═══ Source data ═══
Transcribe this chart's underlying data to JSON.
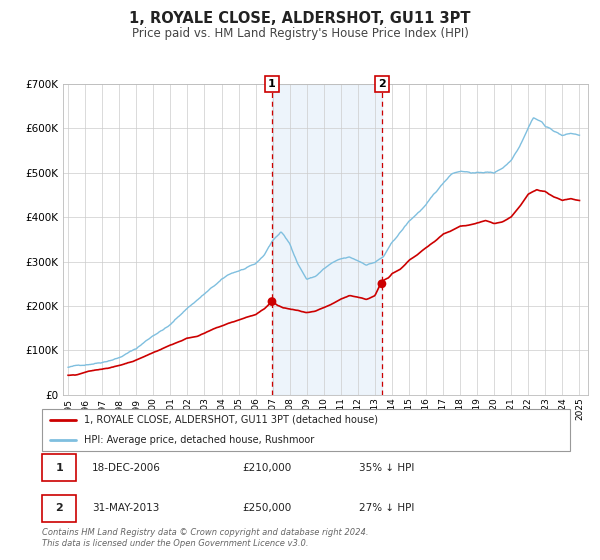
{
  "title": "1, ROYALE CLOSE, ALDERSHOT, GU11 3PT",
  "subtitle": "Price paid vs. HM Land Registry's House Price Index (HPI)",
  "title_fontsize": 10.5,
  "subtitle_fontsize": 8.5,
  "background_color": "#ffffff",
  "plot_bg_color": "#ffffff",
  "grid_color": "#cccccc",
  "shade_color": "#cce0f5",
  "sale1": {
    "date": 2006.96,
    "value": 210000,
    "label": "1"
  },
  "sale2": {
    "date": 2013.41,
    "value": 250000,
    "label": "2"
  },
  "legend_line1": "1, ROYALE CLOSE, ALDERSHOT, GU11 3PT (detached house)",
  "legend_line2": "HPI: Average price, detached house, Rushmoor",
  "table_row1": [
    "1",
    "18-DEC-2006",
    "£210,000",
    "35% ↓ HPI"
  ],
  "table_row2": [
    "2",
    "31-MAY-2013",
    "£250,000",
    "27% ↓ HPI"
  ],
  "footer": "Contains HM Land Registry data © Crown copyright and database right 2024.\nThis data is licensed under the Open Government Licence v3.0.",
  "hpi_color": "#7fbfdf",
  "price_color": "#cc0000",
  "marker_color": "#cc0000",
  "vline_color": "#cc0000",
  "ylim": [
    0,
    700000
  ],
  "yticks": [
    0,
    100000,
    200000,
    300000,
    400000,
    500000,
    600000,
    700000
  ],
  "xlim_start": 1994.7,
  "xlim_end": 2025.5,
  "xtick_years": [
    1995,
    1996,
    1997,
    1998,
    1999,
    2000,
    2001,
    2002,
    2003,
    2004,
    2005,
    2006,
    2007,
    2008,
    2009,
    2010,
    2011,
    2012,
    2013,
    2014,
    2015,
    2016,
    2017,
    2018,
    2019,
    2020,
    2021,
    2022,
    2023,
    2024,
    2025
  ]
}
═══
[Prompt]
Provide the number of lines in the data above that contain the string "detached", and nothing else.

[Problem solution]
2